══ EXCERPTED DATA ══

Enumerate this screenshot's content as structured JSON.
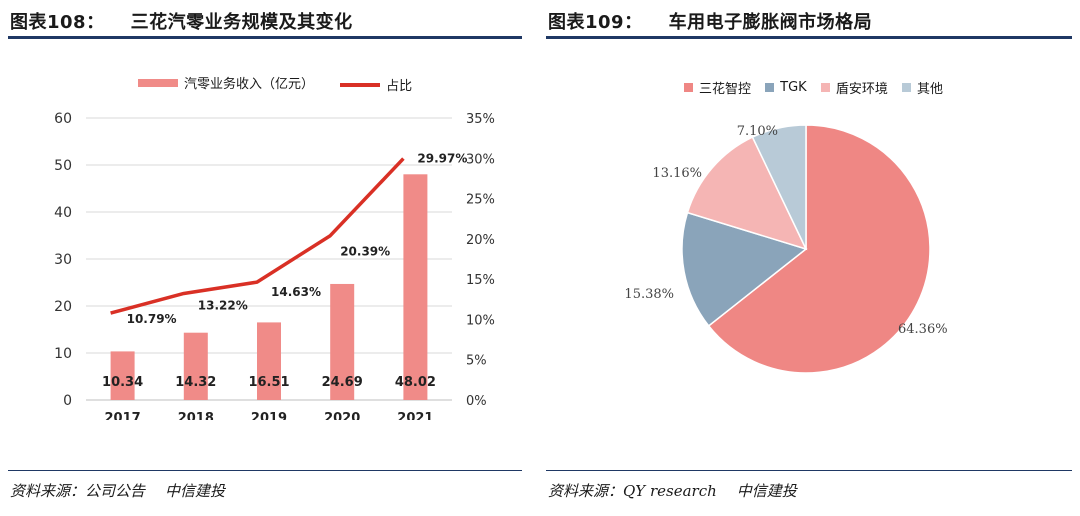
{
  "left": {
    "figure_label": "图表108：",
    "title": "三花汽零业务规模及其变化",
    "source_label": "资料来源：公司公告",
    "source_org": "中信建投"
  },
  "right": {
    "figure_label": "图表109：",
    "title": "车用电子膨胀阀市场格局",
    "source_label": "资料来源：QY research",
    "source_org": "中信建投"
  },
  "colors": {
    "bar": "#f08b88",
    "line": "#d93025",
    "pie": [
      "#ef8784",
      "#8aa4ba",
      "#f5b5b4",
      "#b8cad7"
    ],
    "rule": "#1f3864"
  },
  "chart_data": [
    {
      "type": "bar",
      "title": "三花汽零业务规模及其变化",
      "categories": [
        "2017",
        "2018",
        "2019",
        "2020",
        "2021"
      ],
      "series": [
        {
          "name": "汽零业务收入（亿元）",
          "type": "bar",
          "axis": "left",
          "values": [
            10.34,
            14.32,
            16.51,
            24.69,
            48.02
          ],
          "labels": [
            "10.34",
            "14.32",
            "16.51",
            "24.69",
            "48.02"
          ]
        },
        {
          "name": "占比",
          "type": "line",
          "axis": "right",
          "values": [
            10.79,
            13.22,
            14.63,
            20.39,
            29.97
          ],
          "labels": [
            "10.79%",
            "13.22%",
            "14.63%",
            "20.39%",
            "29.97%"
          ]
        }
      ],
      "y_left": {
        "min": 0,
        "max": 60,
        "ticks": [
          "0",
          "10",
          "20",
          "30",
          "40",
          "50",
          "60"
        ]
      },
      "y_right": {
        "min": 0,
        "max": 35,
        "ticks": [
          "0%",
          "5%",
          "10%",
          "15%",
          "20%",
          "25%",
          "30%",
          "35%"
        ]
      },
      "grid": true,
      "legend": "top"
    },
    {
      "type": "pie",
      "title": "车用电子膨胀阀市场格局",
      "labels": [
        "三花智控",
        "TGK",
        "盾安环境",
        "其他"
      ],
      "values": [
        64.36,
        15.38,
        13.16,
        7.1
      ],
      "value_labels": [
        "64.36%",
        "15.38%",
        "13.16%",
        "7.10%"
      ],
      "legend": "top"
    }
  ]
}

═══

Indicate how many lines of the material include the word "title"; the number alone is required.

**RESPONSE TO THIS TASK:** 4